EXERCISE DIRECTIONS –
Skip every picture and transcribe the remaining material exactly.
[start]
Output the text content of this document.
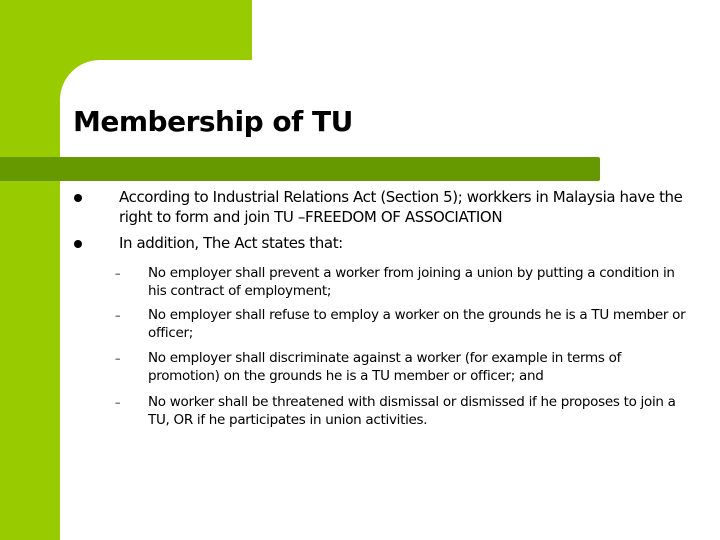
Membership of TU
According to Industrial Relations Act (Section 5); workkers in Malaysia have the right to form and join TU –FREEDOM OF ASSOCIATION
In addition, The Act states that:
– No employer shall prevent a worker from joining a union by putting a condition in his contract of employment;
– No employer shall refuse to employ a worker on the grounds he is a TU member or officer;
– No employer shall discriminate against a worker (for example in terms of promotion) on the grounds he is a TU member or officer; and
– No worker shall be threatened with dismissal or dismissed if he proposes to join a TU, OR if he participates in union activities.
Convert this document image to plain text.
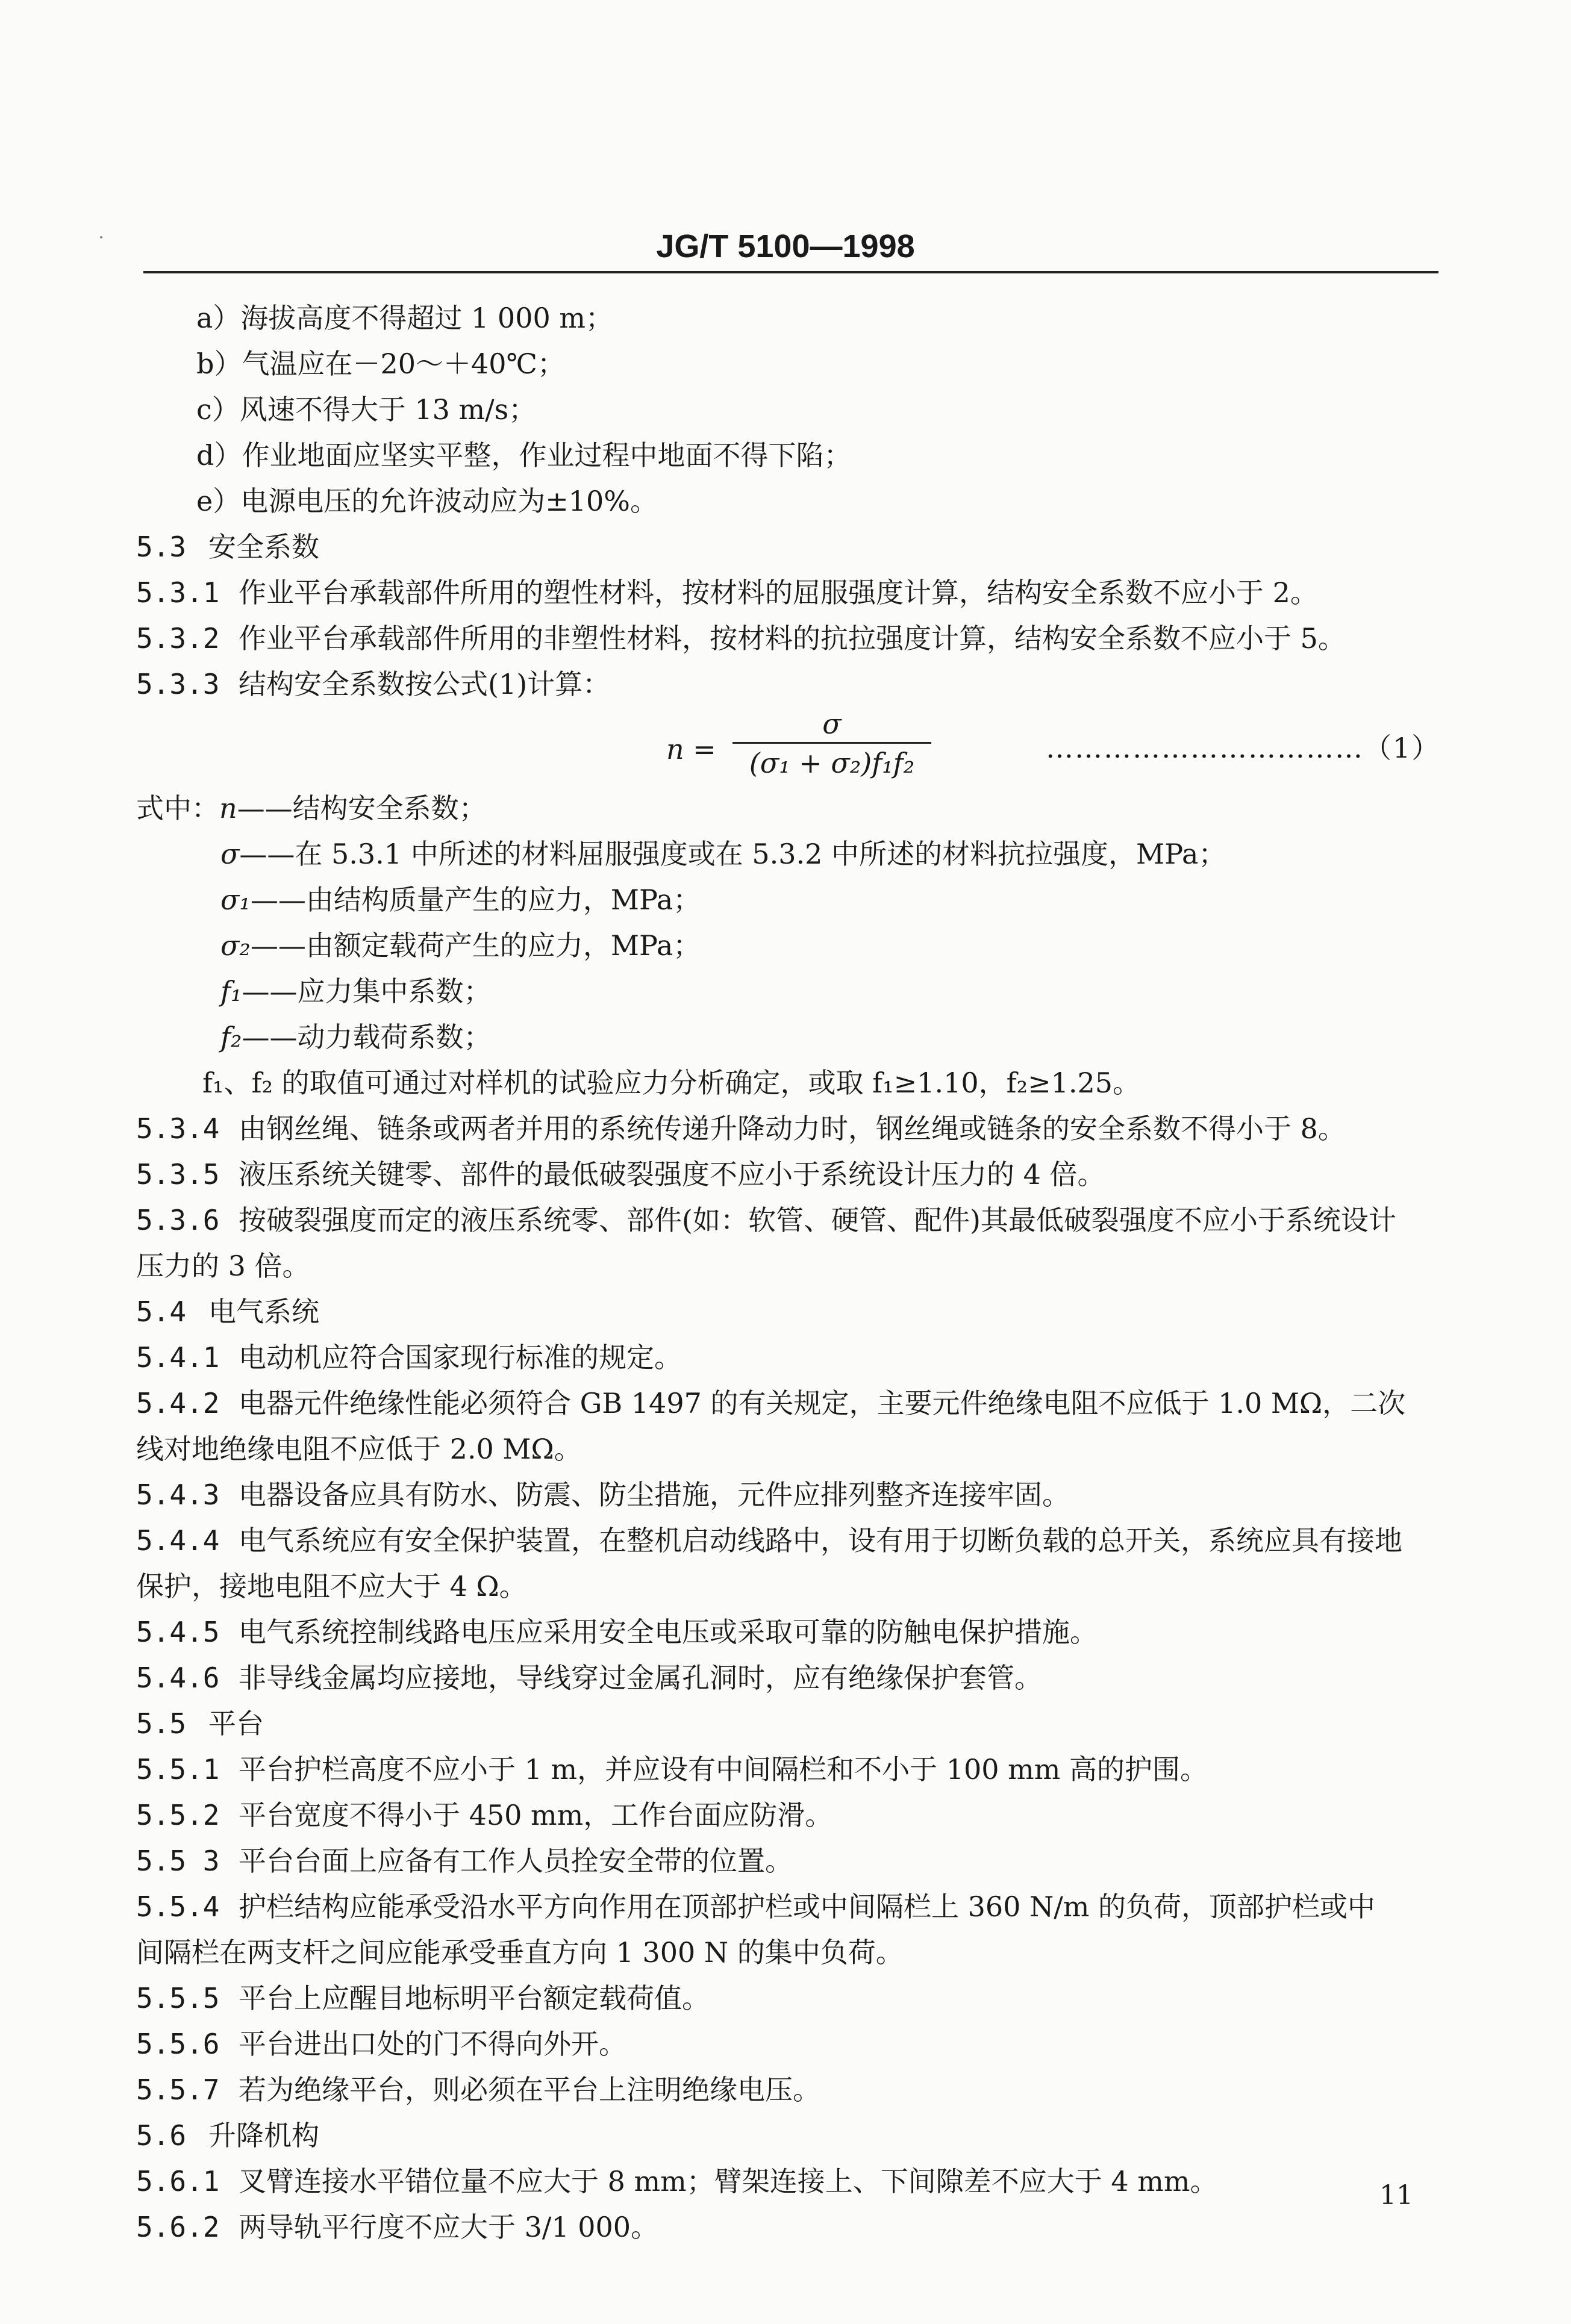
JG/T 5100—1998
a）海拔高度不得超过 1 000 m；
b）气温应在－20～＋40℃；
c）风速不得大于 13 m/s；
d）作业地面应坚实平整，作业过程中地面不得下陷；
e）电源电压的允许波动应为±10%。
5.3 安全系数
5.3.1 作业平台承载部件所用的塑性材料，按材料的屈服强度计算，结构安全系数不应小于 2。
5.3.2 作业平台承载部件所用的非塑性材料，按材料的抗拉强度计算，结构安全系数不应小于 5。
5.3.3 结构安全系数按公式(1)计算：
n =
σ
(σ₁ + σ₂)f₁f₂	……………………………（1）
式中：n——结构安全系数；
σ——在 5.3.1 中所述的材料屈服强度或在 5.3.2 中所述的材料抗拉强度，MPa；
σ₁——由结构质量产生的应力，MPa；
σ₂——由额定载荷产生的应力，MPa；
f₁——应力集中系数；
f₂——动力载荷系数；
f₁、f₂ 的取值可通过对样机的试验应力分析确定，或取 f₁≥1.10，f₂≥1.25。
5.3.4 由钢丝绳、链条或两者并用的系统传递升降动力时，钢丝绳或链条的安全系数不得小于 8。
5.3.5 液压系统关键零、部件的最低破裂强度不应小于系统设计压力的 4 倍。
5.3.6 按破裂强度而定的液压系统零、部件(如：软管、硬管、配件)其最低破裂强度不应小于系统设计
压力的 3 倍。
5.4 电气系统
5.4.1 电动机应符合国家现行标准的规定。
5.4.2 电器元件绝缘性能必须符合 GB 1497 的有关规定，主要元件绝缘电阻不应低于 1.0 MΩ，二次
线对地绝缘电阻不应低于 2.0 MΩ。
5.4.3 电器设备应具有防水、防震、防尘措施，元件应排列整齐连接牢固。
5.4.4 电气系统应有安全保护装置，在整机启动线路中，设有用于切断负载的总开关，系统应具有接地
保护，接地电阻不应大于 4 Ω。
5.4.5 电气系统控制线路电压应采用安全电压或采取可靠的防触电保护措施。
5.4.6 非导线金属均应接地，导线穿过金属孔洞时，应有绝缘保护套管。
5.5 平台
5.5.1 平台护栏高度不应小于 1 m，并应设有中间隔栏和不小于 100 mm 高的护围。
5.5.2 平台宽度不得小于 450 mm，工作台面应防滑。
5.5 3 平台台面上应备有工作人员拴安全带的位置。
5.5.4 护栏结构应能承受沿水平方向作用在顶部护栏或中间隔栏上 360 N/m 的负荷，顶部护栏或中
间隔栏在两支杆之间应能承受垂直方向 1 300 N 的集中负荷。
5.5.5 平台上应醒目地标明平台额定载荷值。
5.5.6 平台进出口处的门不得向外开。
5.5.7 若为绝缘平台，则必须在平台上注明绝缘电压。
5.6 升降机构
5.6.1 叉臂连接水平错位量不应大于 8 mm；臂架连接上、下间隙差不应大于 4 mm。
5.6.2 两导轨平行度不应大于 3/1 000。
11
[end]
FINISHED ANSWER –
Output the text content of this document.
Membership of TU
According to Industrial Relations Act (Section 5); workkers in Malaysia have the right to form and join TU –FREEDOM OF ASSOCIATION
In addition, The Act states that:
– No employer shall prevent a worker from joining a union by putting a condition in his contract of employment;
– No employer shall refuse to employ a worker on the grounds he is a TU member or officer;
– No employer shall discriminate against a worker (for example in terms of promotion) on the grounds he is a TU member or officer; and
– No worker shall be threatened with dismissal or dismissed if he proposes to join a TU, OR if he participates in union activities.
Convert this document image to plain text.
JG/T 5100—1998
a）海拔高度不得超过 1 000 m；
b）气温应在－20～＋40℃；
c）风速不得大于 13 m/s；
d）作业地面应坚实平整，作业过程中地面不得下陷；
e）电源电压的允许波动应为±10%。
5.3 安全系数
5.3.1 作业平台承载部件所用的塑性材料，按材料的屈服强度计算，结构安全系数不应小于 2。
5.3.2 作业平台承载部件所用的非塑性材料，按材料的抗拉强度计算，结构安全系数不应小于 5。
5.3.3 结构安全系数按公式(1)计算：
n =
σ
(σ₁ + σ₂)f₁f₂	……………………………（1）
式中：n——结构安全系数；
σ——在 5.3.1 中所述的材料屈服强度或在 5.3.2 中所述的材料抗拉强度，MPa；
σ₁——由结构质量产生的应力，MPa；
σ₂——由额定载荷产生的应力，MPa；
f₁——应力集中系数；
f₂——动力载荷系数；
f₁、f₂ 的取值可通过对样机的试验应力分析确定，或取 f₁≥1.10，f₂≥1.25。
5.3.4 由钢丝绳、链条或两者并用的系统传递升降动力时，钢丝绳或链条的安全系数不得小于 8。
5.3.5 液压系统关键零、部件的最低破裂强度不应小于系统设计压力的 4 倍。
5.3.6 按破裂强度而定的液压系统零、部件(如：软管、硬管、配件)其最低破裂强度不应小于系统设计
压力的 3 倍。
5.4 电气系统
5.4.1 电动机应符合国家现行标准的规定。
5.4.2 电器元件绝缘性能必须符合 GB 1497 的有关规定，主要元件绝缘电阻不应低于 1.0 MΩ，二次
线对地绝缘电阻不应低于 2.0 MΩ。
5.4.3 电器设备应具有防水、防震、防尘措施，元件应排列整齐连接牢固。
5.4.4 电气系统应有安全保护装置，在整机启动线路中，设有用于切断负载的总开关，系统应具有接地
保护，接地电阻不应大于 4 Ω。
5.4.5 电气系统控制线路电压应采用安全电压或采取可靠的防触电保护措施。
5.4.6 非导线金属均应接地，导线穿过金属孔洞时，应有绝缘保护套管。
5.5 平台
5.5.1 平台护栏高度不应小于 1 m，并应设有中间隔栏和不小于 100 mm 高的护围。
5.5.2 平台宽度不得小于 450 mm，工作台面应防滑。
5.5 3 平台台面上应备有工作人员拴安全带的位置。
5.5.4 护栏结构应能承受沿水平方向作用在顶部护栏或中间隔栏上 360 N/m 的负荷，顶部护栏或中
间隔栏在两支杆之间应能承受垂直方向 1 300 N 的集中负荷。
5.5.5 平台上应醒目地标明平台额定载荷值。
5.5.6 平台进出口处的门不得向外开。
5.5.7 若为绝缘平台，则必须在平台上注明绝缘电压。
5.6 升降机构
5.6.1 叉臂连接水平错位量不应大于 8 mm；臂架连接上、下间隙差不应大于 4 mm。
5.6.2 两导轨平行度不应大于 3/1 000。
11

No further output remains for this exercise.